(Exercise brief):
Write out all of the entries that follow, word for word, but skip the pictures.

(Data entries):

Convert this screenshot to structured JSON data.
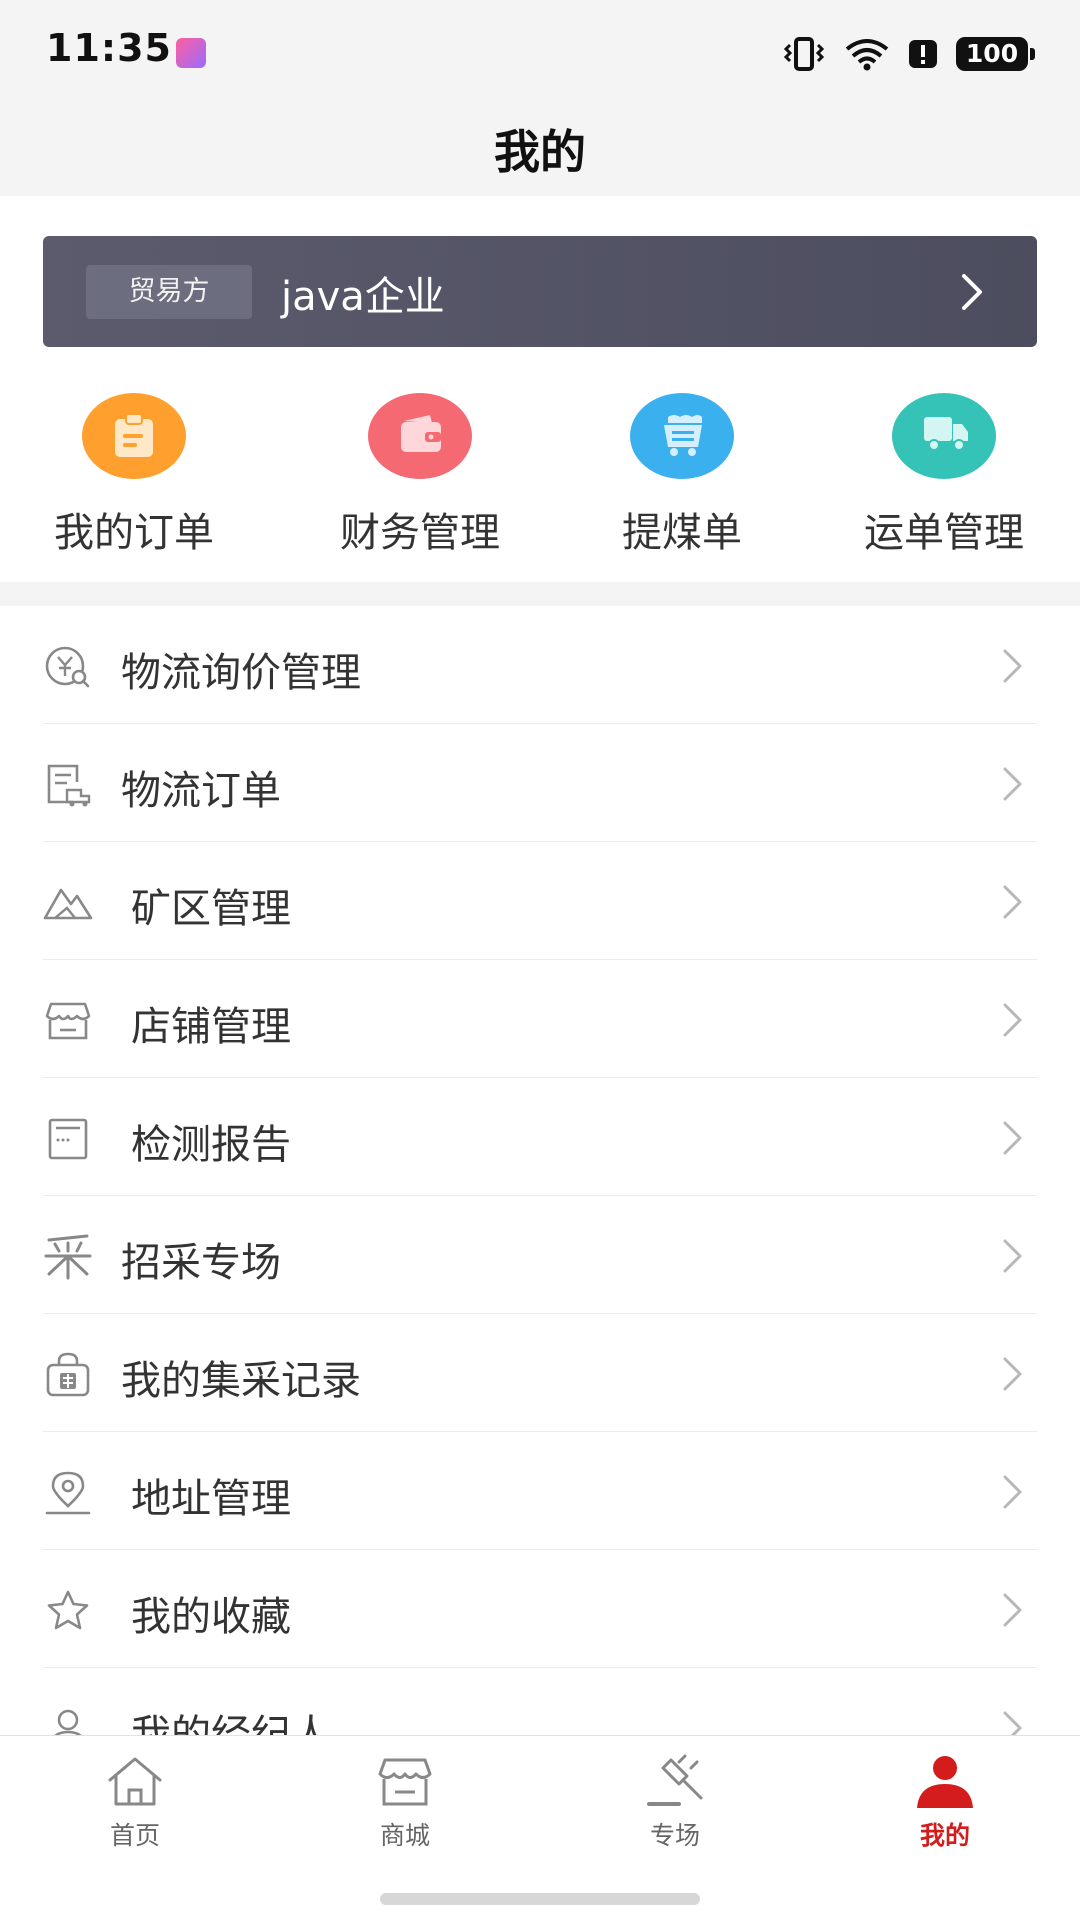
{
  "status_bar": {
    "time": "11:35",
    "battery": "100"
  },
  "header": {
    "title": "我的"
  },
  "company_card": {
    "role_tag": "贸易方",
    "company_name": "java企业"
  },
  "quick_entries": [
    {
      "label": "我的订单",
      "icon": "clipboard-icon",
      "color": "#ff9f2e"
    },
    {
      "label": "财务管理",
      "icon": "wallet-icon",
      "color": "#f56a72"
    },
    {
      "label": "提煤单",
      "icon": "coal-cart-icon",
      "color": "#3bb0ee"
    },
    {
      "label": "运单管理",
      "icon": "truck-icon",
      "color": "#34c3b6"
    }
  ],
  "menu": [
    {
      "label": "物流询价管理",
      "icon": "yen-search-icon"
    },
    {
      "label": "物流订单",
      "icon": "logistics-order-icon"
    },
    {
      "label": "矿区管理",
      "icon": "mountain-icon"
    },
    {
      "label": "店铺管理",
      "icon": "store-icon"
    },
    {
      "label": "检测报告",
      "icon": "report-icon"
    },
    {
      "label": "招采专场",
      "icon": "procurement-icon"
    },
    {
      "label": "我的集采记录",
      "icon": "group-buy-bag-icon"
    },
    {
      "label": "地址管理",
      "icon": "location-pin-icon"
    },
    {
      "label": "我的收藏",
      "icon": "star-icon"
    },
    {
      "label": "我的经纪人",
      "icon": "person-icon"
    }
  ],
  "tab_bar": [
    {
      "label": "首页",
      "icon": "home-icon"
    },
    {
      "label": "商城",
      "icon": "shop-icon"
    },
    {
      "label": "专场",
      "icon": "auction-hammer-icon"
    },
    {
      "label": "我的",
      "icon": "user-icon",
      "active": true
    }
  ],
  "colors": {
    "accent": "#d41c1c",
    "card_background": "#535465"
  }
}
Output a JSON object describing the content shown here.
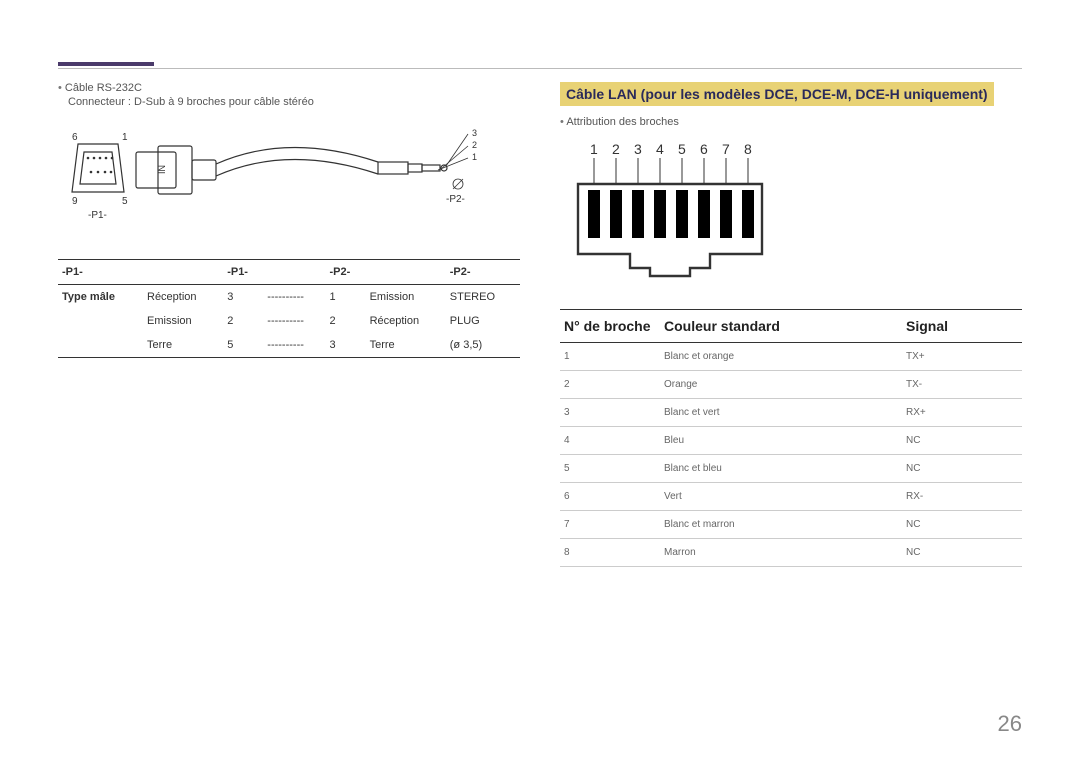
{
  "left": {
    "bullet1": "Câble RS-232C",
    "sub1": "Connecteur : D-Sub à 9 broches pour câble stéréo",
    "diagram": {
      "p1_label": "-P1-",
      "p2_label": "-P2-",
      "pins_left": [
        "6",
        "1",
        "9",
        "5"
      ],
      "pins_right": [
        "3",
        "2",
        "1"
      ],
      "in_label": "IN"
    },
    "table": {
      "headers": [
        "-P1-",
        "",
        "-P1-",
        "",
        "-P2-",
        "",
        "-P2-"
      ],
      "rows": [
        [
          "Type mâle",
          "Réception",
          "3",
          "----------",
          "1",
          "Emission",
          "STEREO"
        ],
        [
          "",
          "Emission",
          "2",
          "----------",
          "2",
          "Réception",
          "PLUG"
        ],
        [
          "",
          "Terre",
          "5",
          "----------",
          "3",
          "Terre",
          "(ø 3,5)"
        ]
      ]
    }
  },
  "right": {
    "heading": "Câble LAN (pour les modèles DCE, DCE-M, DCE-H uniquement)",
    "bullet1": "Attribution des broches",
    "rj45_numbers": [
      "1",
      "2",
      "3",
      "4",
      "5",
      "6",
      "7",
      "8"
    ],
    "color_head": {
      "pin": "N° de broche",
      "color": "Couleur standard",
      "signal": "Signal"
    },
    "color_rows": [
      {
        "pin": "1",
        "color": "Blanc et orange",
        "signal": "TX+"
      },
      {
        "pin": "2",
        "color": "Orange",
        "signal": "TX-"
      },
      {
        "pin": "3",
        "color": "Blanc et vert",
        "signal": "RX+"
      },
      {
        "pin": "4",
        "color": "Bleu",
        "signal": "NC"
      },
      {
        "pin": "5",
        "color": "Blanc et bleu",
        "signal": "NC"
      },
      {
        "pin": "6",
        "color": "Vert",
        "signal": "RX-"
      },
      {
        "pin": "7",
        "color": "Blanc et marron",
        "signal": "NC"
      },
      {
        "pin": "8",
        "color": "Marron",
        "signal": "NC"
      }
    ]
  },
  "page_number": "26"
}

(Problem solution):
Convert this screenshot to structured JSON data.
{
  "status_bar": {
    "time": "11:35",
    "battery": "100"
  },
  "header": {
    "title": "我的"
  },
  "company_card": {
    "role_tag": "贸易方",
    "company_name": "java企业"
  },
  "quick_entries": [
    {
      "label": "我的订单",
      "icon": "clipboard-icon",
      "color": "#ff9f2e"
    },
    {
      "label": "财务管理",
      "icon": "wallet-icon",
      "color": "#f56a72"
    },
    {
      "label": "提煤单",
      "icon": "coal-cart-icon",
      "color": "#3bb0ee"
    },
    {
      "label": "运单管理",
      "icon": "truck-icon",
      "color": "#34c3b6"
    }
  ],
  "menu": [
    {
      "label": "物流询价管理",
      "icon": "yen-search-icon"
    },
    {
      "label": "物流订单",
      "icon": "logistics-order-icon"
    },
    {
      "label": "矿区管理",
      "icon": "mountain-icon"
    },
    {
      "label": "店铺管理",
      "icon": "store-icon"
    },
    {
      "label": "检测报告",
      "icon": "report-icon"
    },
    {
      "label": "招采专场",
      "icon": "procurement-icon"
    },
    {
      "label": "我的集采记录",
      "icon": "group-buy-bag-icon"
    },
    {
      "label": "地址管理",
      "icon": "location-pin-icon"
    },
    {
      "label": "我的收藏",
      "icon": "star-icon"
    },
    {
      "label": "我的经纪人",
      "icon": "person-icon"
    }
  ],
  "tab_bar": [
    {
      "label": "首页",
      "icon": "home-icon"
    },
    {
      "label": "商城",
      "icon": "shop-icon"
    },
    {
      "label": "专场",
      "icon": "auction-hammer-icon"
    },
    {
      "label": "我的",
      "icon": "user-icon",
      "active": true
    }
  ],
  "colors": {
    "accent": "#d41c1c",
    "card_background": "#535465"
  }
}
Output a JSON object describing the content shown here.
{
  "left": {
    "bullet1": "Câble RS-232C",
    "sub1": "Connecteur : D-Sub à 9 broches pour câble stéréo",
    "diagram": {
      "p1_label": "-P1-",
      "p2_label": "-P2-",
      "pins_left": [
        "6",
        "1",
        "9",
        "5"
      ],
      "pins_right": [
        "3",
        "2",
        "1"
      ],
      "in_label": "IN"
    },
    "table": {
      "headers": [
        "-P1-",
        "",
        "-P1-",
        "",
        "-P2-",
        "",
        "-P2-"
      ],
      "rows": [
        [
          "Type mâle",
          "Réception",
          "3",
          "----------",
          "1",
          "Emission",
          "STEREO"
        ],
        [
          "",
          "Emission",
          "2",
          "----------",
          "2",
          "Réception",
          "PLUG"
        ],
        [
          "",
          "Terre",
          "5",
          "----------",
          "3",
          "Terre",
          "(ø 3,5)"
        ]
      ]
    }
  },
  "right": {
    "heading": "Câble LAN (pour les modèles DCE, DCE-M, DCE-H uniquement)",
    "bullet1": "Attribution des broches",
    "rj45_numbers": [
      "1",
      "2",
      "3",
      "4",
      "5",
      "6",
      "7",
      "8"
    ],
    "color_head": {
      "pin": "N° de broche",
      "color": "Couleur standard",
      "signal": "Signal"
    },
    "color_rows": [
      {
        "pin": "1",
        "color": "Blanc et orange",
        "signal": "TX+"
      },
      {
        "pin": "2",
        "color": "Orange",
        "signal": "TX-"
      },
      {
        "pin": "3",
        "color": "Blanc et vert",
        "signal": "RX+"
      },
      {
        "pin": "4",
        "color": "Bleu",
        "signal": "NC"
      },
      {
        "pin": "5",
        "color": "Blanc et bleu",
        "signal": "NC"
      },
      {
        "pin": "6",
        "color": "Vert",
        "signal": "RX-"
      },
      {
        "pin": "7",
        "color": "Blanc et marron",
        "signal": "NC"
      },
      {
        "pin": "8",
        "color": "Marron",
        "signal": "NC"
      }
    ]
  },
  "page_number": "26"
}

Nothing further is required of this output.